### RECORDS PROVIDED

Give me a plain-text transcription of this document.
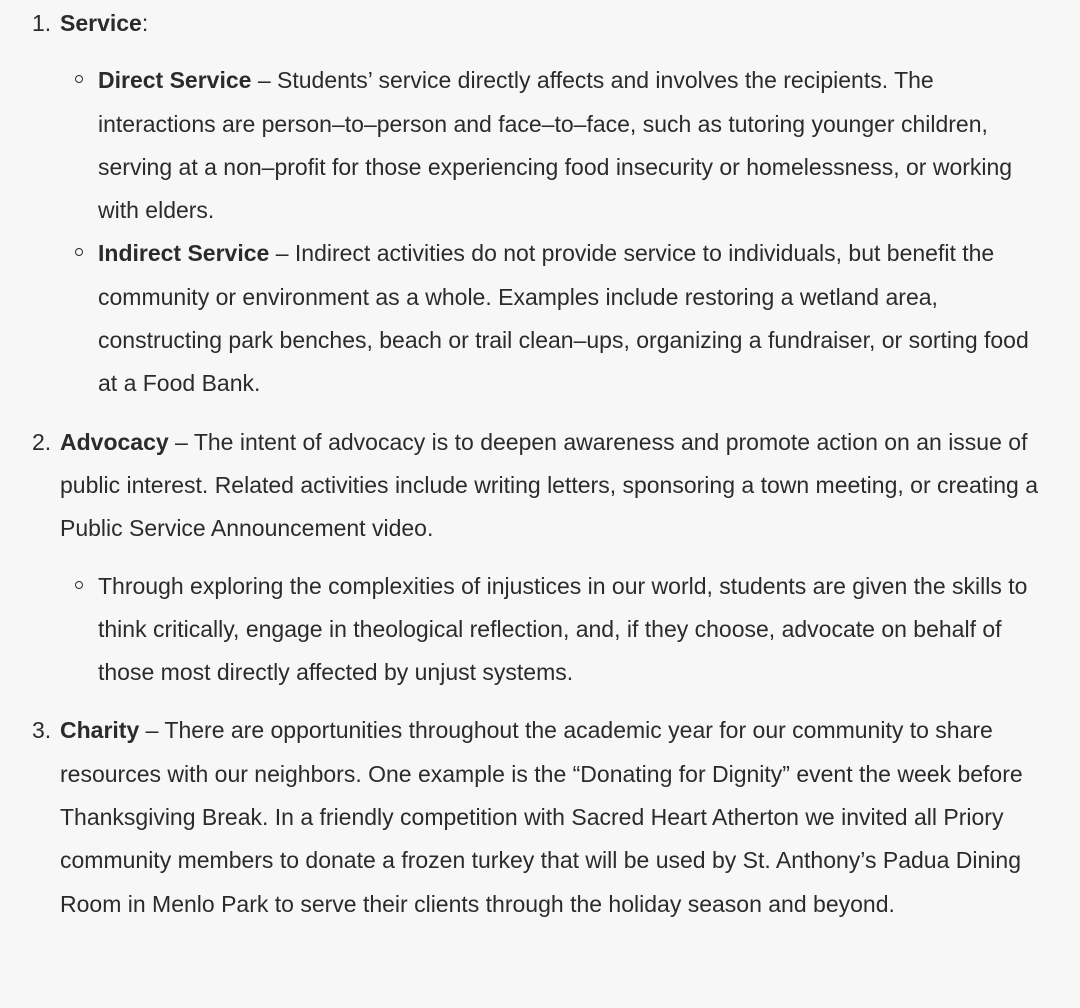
1. Service:
Direct Service – Students’ service directly affects and involves the recipients. The interactions are person–to–person and face–to–face, such as tutoring younger children, serving at a non–profit for those experiencing food insecurity or homelessness, or working with elders.
Indirect Service – Indirect activities do not provide service to individuals, but benefit the community or environment as a whole. Examples include restoring a wetland area, constructing park benches, beach or trail clean–ups, organizing a fundraiser, or sorting food at a Food Bank.
2. Advocacy – The intent of advocacy is to deepen awareness and promote action on an issue of public interest. Related activities include writing letters, sponsoring a town meeting, or creating a Public Service Announcement video.
Through exploring the complexities of injustices in our world, students are given the skills to think critically, engage in theological reflection, and, if they choose, advocate on behalf of those most directly affected by unjust systems.
3. Charity – There are opportunities throughout the academic year for our community to share resources with our neighbors. One example is the “Donating for Dignity” event the week before Thanksgiving Break. In a friendly competition with Sacred Heart Atherton we invited all Priory community members to donate a frozen turkey that will be used by St. Anthony’s Padua Dining Room in Menlo Park to serve their clients through the holiday season and beyond.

### SET PROBLEM
List every line above that holds the word "activities".

### RESULT OF THIS TASK
Indirect Service – Indirect activities do not provide service to individuals, but benefit the community or environment as a whole. Examples include restoring a wetland area, constructing park benches, beach or trail clean–ups, organizing a fundraiser, or sorting food at a Food Bank.
2. Advocacy – The intent of advocacy is to deepen awareness and promote action on an issue of public interest. Related activities include writing letters, sponsoring a town meeting, or creating a Public Service Announcement video.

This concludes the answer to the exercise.